* **WHAT THE EXERCISE ASKS**
Your task is to copy every record exactly.

#### ENTRIES SUPPLIED

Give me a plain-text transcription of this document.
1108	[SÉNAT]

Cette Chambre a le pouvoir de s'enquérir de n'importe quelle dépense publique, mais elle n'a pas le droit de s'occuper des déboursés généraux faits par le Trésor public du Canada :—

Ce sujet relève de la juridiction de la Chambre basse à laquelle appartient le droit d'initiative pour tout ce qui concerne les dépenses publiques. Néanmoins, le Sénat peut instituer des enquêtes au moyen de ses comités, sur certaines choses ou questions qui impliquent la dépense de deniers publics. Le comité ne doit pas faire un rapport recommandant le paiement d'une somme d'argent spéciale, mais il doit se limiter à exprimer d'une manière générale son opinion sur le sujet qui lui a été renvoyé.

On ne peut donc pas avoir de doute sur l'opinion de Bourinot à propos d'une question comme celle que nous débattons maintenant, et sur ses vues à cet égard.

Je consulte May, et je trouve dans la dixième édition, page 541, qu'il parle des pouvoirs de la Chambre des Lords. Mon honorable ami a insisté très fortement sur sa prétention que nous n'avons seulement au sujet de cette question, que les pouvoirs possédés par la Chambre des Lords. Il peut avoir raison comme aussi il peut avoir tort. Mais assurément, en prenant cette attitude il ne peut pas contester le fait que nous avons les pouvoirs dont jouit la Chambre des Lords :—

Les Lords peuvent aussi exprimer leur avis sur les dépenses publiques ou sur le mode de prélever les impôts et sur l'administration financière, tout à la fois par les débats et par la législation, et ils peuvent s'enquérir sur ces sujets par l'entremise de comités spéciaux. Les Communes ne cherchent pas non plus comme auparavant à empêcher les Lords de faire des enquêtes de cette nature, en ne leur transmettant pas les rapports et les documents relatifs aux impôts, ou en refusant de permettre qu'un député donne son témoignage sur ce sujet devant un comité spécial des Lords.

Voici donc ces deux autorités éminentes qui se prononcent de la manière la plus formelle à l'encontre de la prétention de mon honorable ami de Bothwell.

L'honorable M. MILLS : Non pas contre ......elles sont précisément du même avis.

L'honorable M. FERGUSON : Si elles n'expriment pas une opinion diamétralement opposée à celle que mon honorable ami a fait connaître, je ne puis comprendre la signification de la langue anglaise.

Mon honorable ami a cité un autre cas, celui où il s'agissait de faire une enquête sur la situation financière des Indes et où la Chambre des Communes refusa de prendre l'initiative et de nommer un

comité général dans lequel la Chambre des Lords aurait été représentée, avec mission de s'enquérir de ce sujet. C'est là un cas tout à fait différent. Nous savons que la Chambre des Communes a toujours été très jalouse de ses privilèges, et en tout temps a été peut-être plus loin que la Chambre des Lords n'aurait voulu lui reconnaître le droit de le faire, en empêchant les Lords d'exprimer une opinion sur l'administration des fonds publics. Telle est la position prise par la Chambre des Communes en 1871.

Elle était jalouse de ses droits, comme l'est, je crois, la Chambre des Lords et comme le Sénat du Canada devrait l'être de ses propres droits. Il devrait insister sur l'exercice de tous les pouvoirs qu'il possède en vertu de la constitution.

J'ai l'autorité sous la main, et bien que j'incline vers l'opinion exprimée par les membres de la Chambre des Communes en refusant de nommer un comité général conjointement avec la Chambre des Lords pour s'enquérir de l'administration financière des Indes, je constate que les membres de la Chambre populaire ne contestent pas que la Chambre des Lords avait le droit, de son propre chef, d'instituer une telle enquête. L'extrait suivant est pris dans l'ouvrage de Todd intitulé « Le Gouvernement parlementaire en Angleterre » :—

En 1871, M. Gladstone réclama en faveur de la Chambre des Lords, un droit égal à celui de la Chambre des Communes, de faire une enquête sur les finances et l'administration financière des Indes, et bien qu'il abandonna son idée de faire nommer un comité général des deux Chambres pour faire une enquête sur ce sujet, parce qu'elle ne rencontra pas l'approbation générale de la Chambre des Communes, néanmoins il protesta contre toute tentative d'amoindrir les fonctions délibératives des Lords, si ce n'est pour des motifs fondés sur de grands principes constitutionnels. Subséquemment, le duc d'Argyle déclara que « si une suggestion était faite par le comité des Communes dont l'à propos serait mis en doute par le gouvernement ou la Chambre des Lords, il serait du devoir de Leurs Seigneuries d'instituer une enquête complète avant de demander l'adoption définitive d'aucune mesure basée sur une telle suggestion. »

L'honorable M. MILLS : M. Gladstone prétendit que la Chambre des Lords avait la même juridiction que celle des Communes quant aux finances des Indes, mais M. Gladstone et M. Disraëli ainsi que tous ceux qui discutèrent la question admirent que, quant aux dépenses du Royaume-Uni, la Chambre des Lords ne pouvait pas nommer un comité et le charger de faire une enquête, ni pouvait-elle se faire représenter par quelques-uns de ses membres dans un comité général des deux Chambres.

########

* **CORRECT ANSWER**
Give me a plain-text transcription of this document.
1108	[SÉNAT]

Cette Chambre a le pouvoir de s'enquérir de n'importe quelle dépense publique, mais elle n'a pas le droit de s'occuper des déboursés généraux faits par le Trésor public du Canada :—

Ce sujet relève de la juridiction de la Chambre basse à laquelle appartient le droit d'initiative pour tout ce qui concerne les dépenses publiques. Néanmoins, le Sénat peut instituer des enquêtes au moyen de ses comités, sur certaines choses ou questions qui impliquent la dépense de deniers publics. Le comité ne doit pas faire un rapport recommandant le paiement d'une somme d'argent spéciale, mais il doit se limiter à exprimer d'une manière générale son opinion sur le sujet qui lui a été renvoyé.

On ne peut donc pas avoir de doute sur l'opinion de Bourinot à propos d'une question comme celle que nous débattons maintenant, et sur ses vues à cet égard.

Je consulte May, et je trouve dans la dixième édition, page 541, qu'il parle des pouvoirs de la Chambre des Lords. Mon honorable ami a insisté très fortement sur sa prétention que nous n'avons seulement au sujet de cette question, que les pouvoirs possédés par la Chambre des Lords. Il peut avoir raison comme aussi il peut avoir tort. Mais assurément, en prenant cette attitude il ne peut pas contester le fait que nous avons les pouvoirs dont jouit la Chambre des Lords :—

Les Lords peuvent aussi exprimer leur avis sur les dépenses publiques ou sur le mode de prélever les impôts et sur l'administration financière, tout à la fois par les débats et par la législation, et ils peuvent s'enquérir sur ces sujets par l'entremise de comités spéciaux. Les Communes ne cherchent pas non plus comme auparavant à empêcher les Lords de faire des enquêtes de cette nature, en ne leur transmettant pas les rapports et les documents relatifs aux impôts, ou en refusant de permettre qu'un député donne son témoignage sur ce sujet devant un comité spécial des Lords.

Voici donc ces deux autorités éminentes qui se prononcent de la manière la plus formelle à l'encontre de la prétention de mon honorable ami de Bothwell.

L'honorable M. MILLS : Non pas contre ......elles sont précisément du même avis.

L'honorable M. FERGUSON : Si elles n'expriment pas une opinion diamétralement opposée à celle que mon honorable ami a fait connaître, je ne puis comprendre la signification de la langue anglaise.

Mon honorable ami a cité un autre cas, celui où il s'agissait de faire une enquête sur la situation financière des Indes et où la Chambre des Communes refusa de prendre l'initiative et de nommer un

comité général dans lequel la Chambre des Lords aurait été représentée, avec mission de s'enquérir de ce sujet. C'est là un cas tout à fait différent. Nous savons que la Chambre des Communes a toujours été très jalouse de ses privilèges, et en tout temps a été peut-être plus loin que la Chambre des Lords n'aurait voulu lui reconnaître le droit de le faire, en empêchant les Lords d'exprimer une opinion sur l'administration des fonds publics. Telle est la position prise par la Chambre des Communes en 1871.

Elle était jalouse de ses droits, comme l'est, je crois, la Chambre des Lords et comme le Sénat du Canada devrait l'être de ses propres droits. Il devrait insister sur l'exercice de tous les pouvoirs qu'il possède en vertu de la constitution.

J'ai l'autorité sous la main, et bien que j'incline vers l'opinion exprimée par les membres de la Chambre des Communes en refusant de nommer un comité général conjointement avec la Chambre des Lords pour s'enquérir de l'administration financière des Indes, je constate que les membres de la Chambre populaire ne contestent pas que la Chambre des Lords avait le droit, de son propre chef, d'instituer une telle enquête. L'extrait suivant est pris dans l'ouvrage de Todd intitulé « Le Gouvernement parlementaire en Angleterre » :—

En 1871, M. Gladstone réclama en faveur de la Chambre des Lords, un droit égal à celui de la Chambre des Communes, de faire une enquête sur les finances et l'administration financière des Indes, et bien qu'il abandonna son idée de faire nommer un comité général des deux Chambres pour faire une enquête sur ce sujet, parce qu'elle ne rencontra pas l'approbation générale de la Chambre des Communes, néanmoins il protesta contre toute tentative d'amoindrir les fonctions délibératives des Lords, si ce n'est pour des motifs fondés sur de grands principes constitutionnels. Subséquemment, le duc d'Argyle déclara que « si une suggestion était faite par le comité des Communes dont l'à propos serait mis en doute par le gouvernement ou la Chambre des Lords, il serait du devoir de Leurs Seigneuries d'instituer une enquête complète avant de demander l'adoption définitive d'aucune mesure basée sur une telle suggestion. »

L'honorable M. MILLS : M. Gladstone prétendit que la Chambre des Lords avait la même juridiction que celle des Communes quant aux finances des Indes, mais M. Gladstone et M. Disraëli ainsi que tous ceux qui discutèrent la question admirent que, quant aux dépenses du Royaume-Uni, la Chambre des Lords ne pouvait pas nommer un comité et le charger de faire une enquête, ni pouvait-elle se faire représenter par quelques-uns de ses membres dans un comité général des deux Chambres.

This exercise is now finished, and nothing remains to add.